[Directions] Return each line of the data below verbatim; pictures are to be left out.

Stored entries:
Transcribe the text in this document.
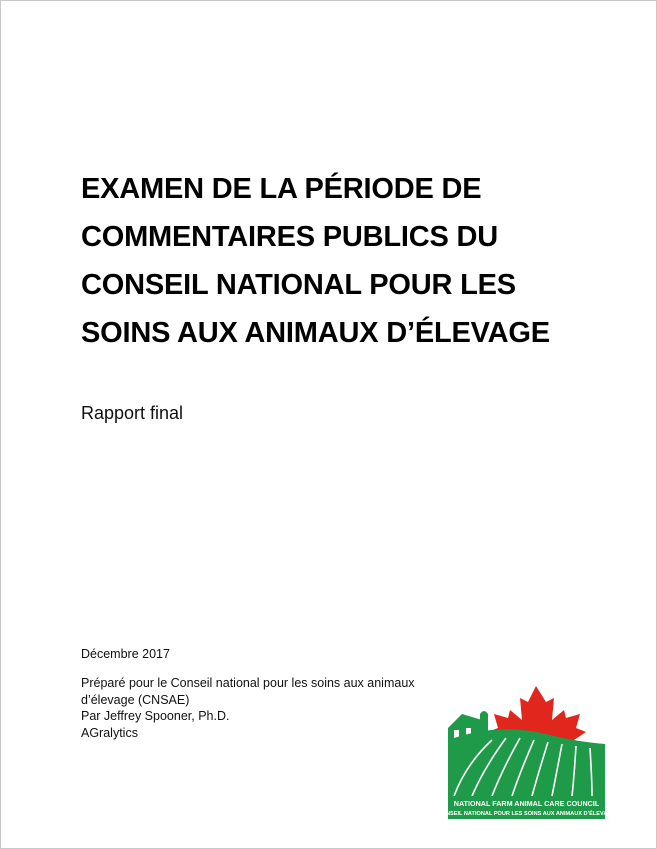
EXAMEN DE LA PÉRIODE DE
COMMENTAIRES PUBLICS DU
CONSEIL NATIONAL POUR LES
SOINS AUX ANIMAUX D’ÉLEVAGE

Rapport final

Décembre 2017

Préparé pour le Conseil national pour les soins aux animaux
d’élevage (CNSAE)
Par Jeffrey Spooner, Ph.D.
AGralytics

NATIONAL FARM ANIMAL CARE COUNCIL
CONSEIL NATIONAL POUR LES SOINS AUX ANIMAUX D’ÉLEVAGE
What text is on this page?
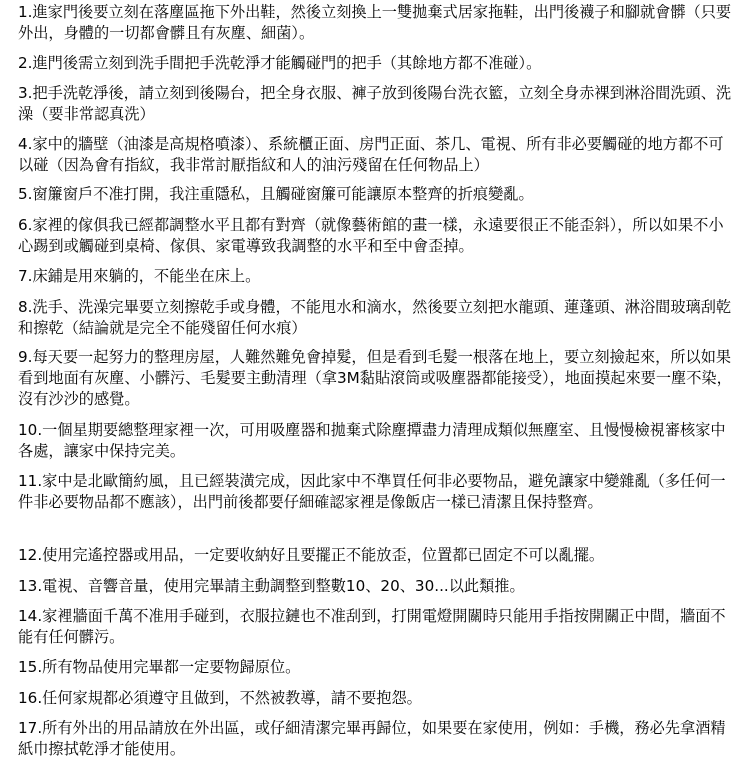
1.進家門後要立刻在落塵區拖下外出鞋，然後立刻換上一雙拋棄式居家拖鞋，出門後襪子和腳就會髒（只要外出，身體的一切都會髒且有灰塵、細菌）。
2.進門後需立刻到洗手間把手洗乾淨才能觸碰門的把手（其餘地方都不准碰）。
3.把手洗乾淨後，請立刻到後陽台，把全身衣服、褲子放到後陽台洗衣籃，立刻全身赤裸到淋浴間洗頭、洗澡（要非常認真洗）
4.家中的牆壁（油漆是高規格噴漆）、系統櫃正面、房門正面、茶几、電視、所有非必要觸碰的地方都不可以碰（因為會有指紋，我非常討厭指紋和人的油污殘留在任何物品上）
5.窗簾窗戶不准打開，我注重隱私，且觸碰窗簾可能讓原本整齊的折痕變亂。
6.家裡的傢俱我已經都調整水平且都有對齊（就像藝術館的畫一樣，永遠要很正不能歪斜），所以如果不小心踢到或觸碰到桌椅、傢俱、家電導致我調整的水平和至中會歪掉。
7.床鋪是用來躺的，不能坐在床上。
8.洗手、洗澡完畢要立刻擦乾手或身體，不能甩水和滴水，然後要立刻把水龍頭、蓮蓬頭、淋浴間玻璃刮乾和擦乾（結論就是完全不能殘留任何水痕）
9.每天要一起努力的整理房屋，人難然難免會掉髮，但是看到毛髮一根落在地上，要立刻撿起來，所以如果看到地面有灰塵、小髒污、毛髮要主動清理（拿3M黏貼滾筒或吸塵器都能接受），地面摸起來要一塵不染，沒有沙沙的感覺。
10.一個星期要總整理家裡一次，可用吸塵器和拋棄式除塵撢盡力清理成類似無塵室、且慢慢檢視審核家中各處，讓家中保持完美。
11.家中是北歐簡約風，且已經裝潢完成，因此家中不準買任何非必要物品，避免讓家中變雜亂（多任何一件非必要物品都不應該），出門前後都要仔細確認家裡是像飯店一樣已清潔且保持整齊。
12.使用完遙控器或用品，一定要收納好且要擺正不能放歪，位置都已固定不可以亂擺。
13.電視、音響音量，使用完畢請主動調整到整數10、20、30...以此類推。
14.家裡牆面千萬不准用手碰到，衣服拉鏈也不准刮到，打開電燈開關時只能用手指按開關正中間，牆面不能有任何髒污。
15.所有物品使用完畢都一定要物歸原位。
16.任何家規都必須遵守且做到，不然被教導，請不要抱怨。
17.所有外出的用品請放在外出區，或仔細清潔完畢再歸位，如果要在家使用，例如：手機，務必先拿酒精紙巾擦拭乾淨才能使用。
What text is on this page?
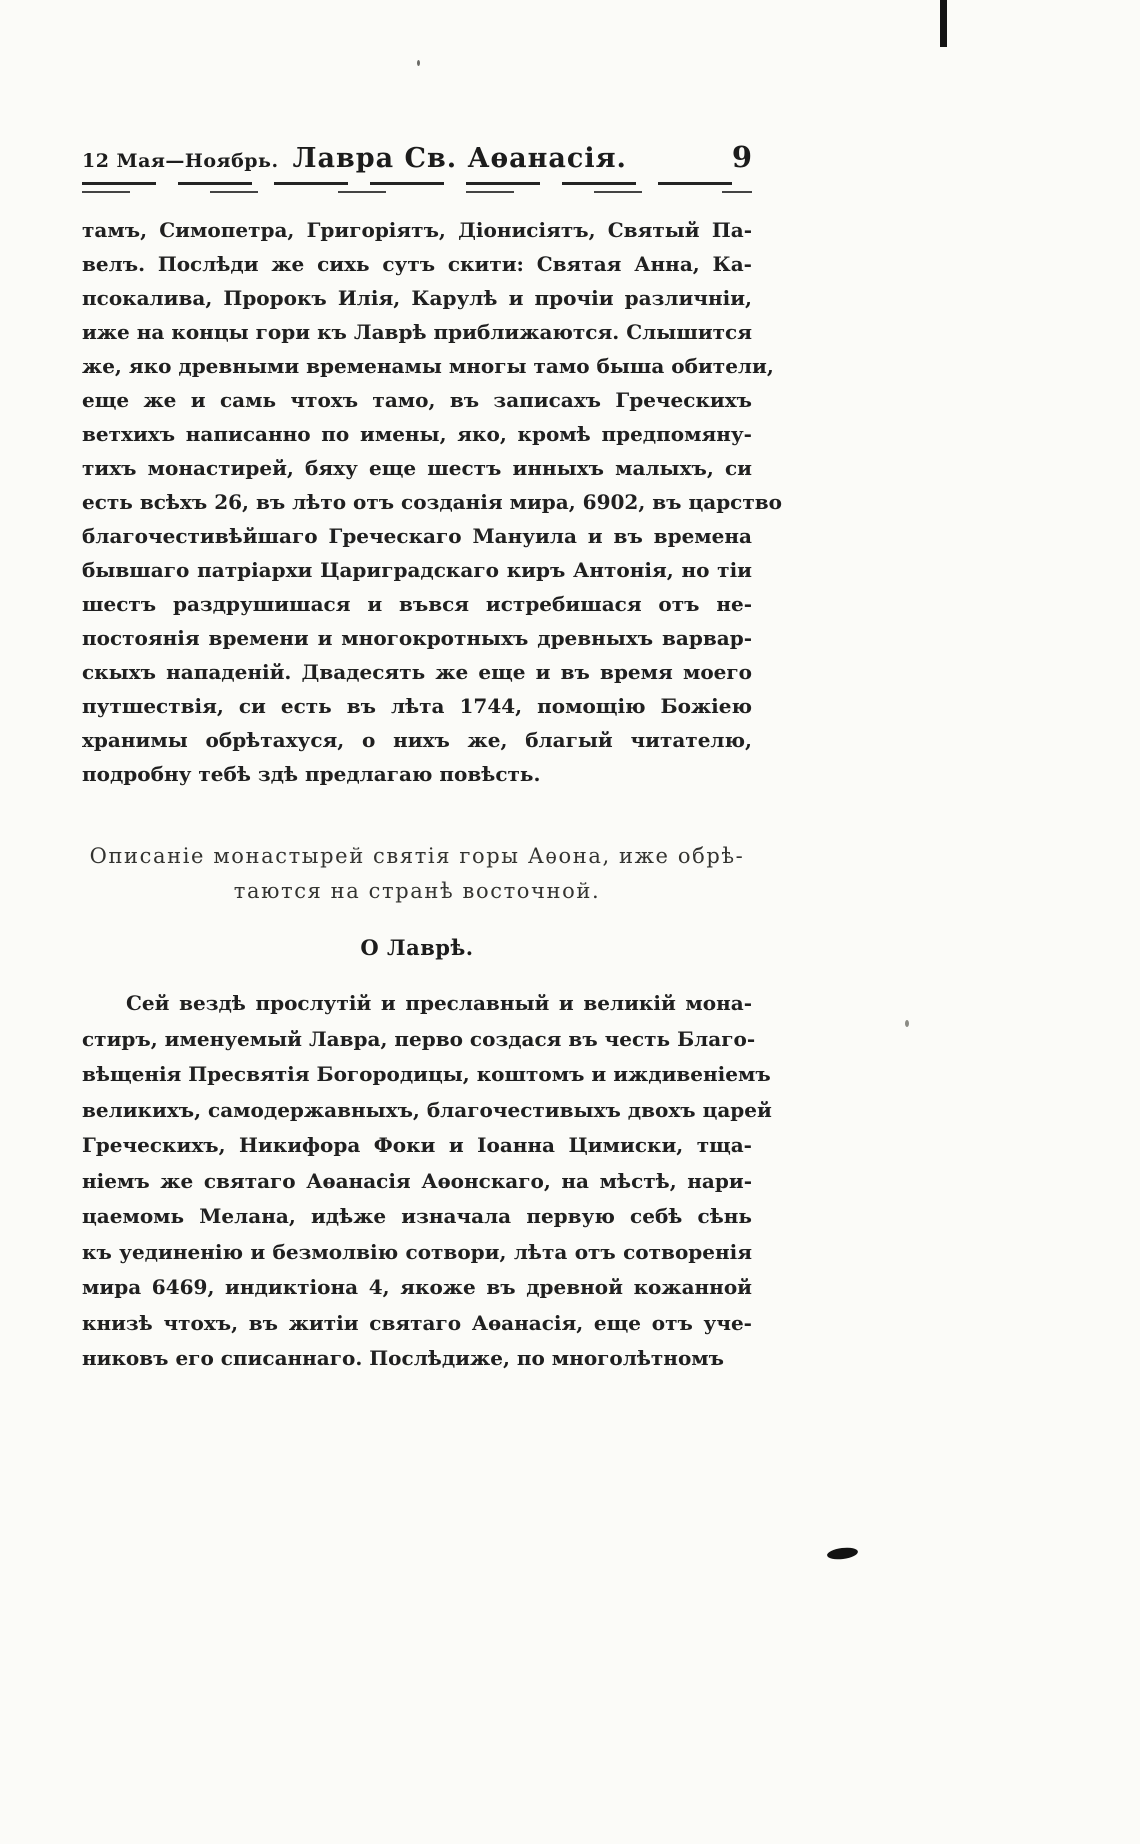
12 Мая—Ноябрь. Лавра Св. Аѳанасія.	9
тамъ, Симопетра, Григоріятъ, Діонисіятъ, Святый Па-
велъ. Послѣди же сихь сутъ скити: Святая Анна, Ка-
псокалива, Пророкъ Илія, Карулѣ и прочіи различніи,
иже на концы гори къ Лаврѣ приближаются. Слышится
же, яко древными временамы многы тамо быша обители,
еще же и самь чтохъ тамо, въ записахъ Греческихъ
ветхихъ написанно по имены, яко, кромѣ предпомяну-
тихъ монастирей, бяху еще шестъ инныхъ малыхъ, си
есть всѣхъ 26, въ лѣто отъ созданія мира, 6902, въ царство
благочестивѣйшаго Греческаго Мануила и въ времена
бывшаго патріархи Цариградскаго киръ Антонія, но тіи
шестъ раздрушишася и въвся истребишася отъ не-
постоянія времени и многокротныхъ древныхъ варвар-
скыхъ нападеній. Двадесять же еще и въ время моего
путшествія, си есть въ лѣта 1744, помощію Божіею
хранимы обрѣтахуся, о нихъ же, благый читателю,
подробну тебѣ здѣ предлагаю повѣсть.
Описаніе монастырей святія горы Аѳона, иже обрѣ-
таются на странѣ восточной.
О Лаврѣ.
Сей вездѣ прослутій и преславный и великій мона-
стиръ, именуемый Лавра, перво создася въ честь Благо-
вѣщенія Пресвятія Богородицы, коштомъ и иждивеніемъ
великихъ, самодержавныхъ, благочестивыхъ двохъ царей
Греческихъ, Никифора Фоки и Іоанна Цимиски, тща-
ніемъ же святаго Аѳанасія Аѳонскаго, на мѣстѣ, нари-
цаемомь Мелана, идѣже изначала первую себѣ сѣнь
къ уединенію и безмолвію сотвори, лѣта отъ сотворенія
мира 6469, индиктіона 4, якоже въ древной кожанной
книзѣ чтохъ, въ житіи святаго Аѳанасія, еще отъ уче-
никовъ его списаннаго. Послѣдиже, по многолѣтномъ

[Output of the task]
Transcribe the text in this document.
EXAMEN DE LA PÉRIODE DE
COMMENTAIRES PUBLICS DU
CONSEIL NATIONAL POUR LES
SOINS AUX ANIMAUX D’ÉLEVAGE

Rapport final

Décembre 2017

Préparé pour le Conseil national pour les soins aux animaux
d’élevage (CNSAE)
Par Jeffrey Spooner, Ph.D.
AGralytics

NATIONAL FARM ANIMAL CARE COUNCIL
CONSEIL NATIONAL POUR LES SOINS AUX ANIMAUX D’ÉLEVAGE
What text is on this page?
1.進家門後要立刻在落塵區拖下外出鞋，然後立刻換上一雙拋棄式居家拖鞋，出門後襪子和腳就會髒（只要外出，身體的一切都會髒且有灰塵、細菌）。
2.進門後需立刻到洗手間把手洗乾淨才能觸碰門的把手（其餘地方都不准碰）。
3.把手洗乾淨後，請立刻到後陽台，把全身衣服、褲子放到後陽台洗衣籃，立刻全身赤裸到淋浴間洗頭、洗澡（要非常認真洗）
4.家中的牆壁（油漆是高規格噴漆）、系統櫃正面、房門正面、茶几、電視、所有非必要觸碰的地方都不可以碰（因為會有指紋，我非常討厭指紋和人的油污殘留在任何物品上）
5.窗簾窗戶不准打開，我注重隱私，且觸碰窗簾可能讓原本整齊的折痕變亂。
6.家裡的傢俱我已經都調整水平且都有對齊（就像藝術館的畫一樣，永遠要很正不能歪斜），所以如果不小心踢到或觸碰到桌椅、傢俱、家電導致我調整的水平和至中會歪掉。
7.床鋪是用來躺的，不能坐在床上。
8.洗手、洗澡完畢要立刻擦乾手或身體，不能甩水和滴水，然後要立刻把水龍頭、蓮蓬頭、淋浴間玻璃刮乾和擦乾（結論就是完全不能殘留任何水痕）
9.每天要一起努力的整理房屋，人難然難免會掉髮，但是看到毛髮一根落在地上，要立刻撿起來，所以如果看到地面有灰塵、小髒污、毛髮要主動清理（拿3M黏貼滾筒或吸塵器都能接受），地面摸起來要一塵不染，沒有沙沙的感覺。
10.一個星期要總整理家裡一次，可用吸塵器和拋棄式除塵撢盡力清理成類似無塵室、且慢慢檢視審核家中各處，讓家中保持完美。
11.家中是北歐簡約風，且已經裝潢完成，因此家中不準買任何非必要物品，避免讓家中變雜亂（多任何一件非必要物品都不應該），出門前後都要仔細確認家裡是像飯店一樣已清潔且保持整齊。
12.使用完遙控器或用品，一定要收納好且要擺正不能放歪，位置都已固定不可以亂擺。
13.電視、音響音量，使用完畢請主動調整到整數10、20、30...以此類推。
14.家裡牆面千萬不准用手碰到，衣服拉鏈也不准刮到，打開電燈開關時只能用手指按開關正中間，牆面不能有任何髒污。
15.所有物品使用完畢都一定要物歸原位。
16.任何家規都必須遵守且做到，不然被教導，請不要抱怨。
17.所有外出的用品請放在外出區，或仔細清潔完畢再歸位，如果要在家使用，例如：手機，務必先拿酒精紙巾擦拭乾淨才能使用。
What text is on this page?
12 Мая—Ноябрь. Лавра Св. Аѳанасія.	9
тамъ, Симопетра, Григоріятъ, Діонисіятъ, Святый Па-
велъ. Послѣди же сихь сутъ скити: Святая Анна, Ка-
псокалива, Пророкъ Илія, Карулѣ и прочіи различніи,
иже на концы гори къ Лаврѣ приближаются. Слышится
же, яко древными временамы многы тамо быша обители,
еще же и самь чтохъ тамо, въ записахъ Греческихъ
ветхихъ написанно по имены, яко, кромѣ предпомяну-
тихъ монастирей, бяху еще шестъ инныхъ малыхъ, си
есть всѣхъ 26, въ лѣто отъ созданія мира, 6902, въ царство
благочестивѣйшаго Греческаго Мануила и въ времена
бывшаго патріархи Цариградскаго киръ Антонія, но тіи
шестъ раздрушишася и въвся истребишася отъ не-
постоянія времени и многокротныхъ древныхъ варвар-
скыхъ нападеній. Двадесять же еще и въ время моего
путшествія, си есть въ лѣта 1744, помощію Божіею
хранимы обрѣтахуся, о нихъ же, благый читателю,
подробну тебѣ здѣ предлагаю повѣсть.
Описаніе монастырей святія горы Аѳона, иже обрѣ-
таются на странѣ восточной.
О Лаврѣ.
Сей вездѣ прослутій и преславный и великій мона-
стиръ, именуемый Лавра, перво создася въ честь Благо-
вѣщенія Пресвятія Богородицы, коштомъ и иждивеніемъ
великихъ, самодержавныхъ, благочестивыхъ двохъ царей
Греческихъ, Никифора Фоки и Іоанна Цимиски, тща-
ніемъ же святаго Аѳанасія Аѳонскаго, на мѣстѣ, нари-
цаемомь Мелана, идѣже изначала первую себѣ сѣнь
къ уединенію и безмолвію сотвори, лѣта отъ сотворенія
мира 6469, индиктіона 4, якоже въ древной кожанной
книзѣ чтохъ, въ житіи святаго Аѳанасія, еще отъ уче-
никовъ его списаннаго. Послѣдиже, по многолѣтномъ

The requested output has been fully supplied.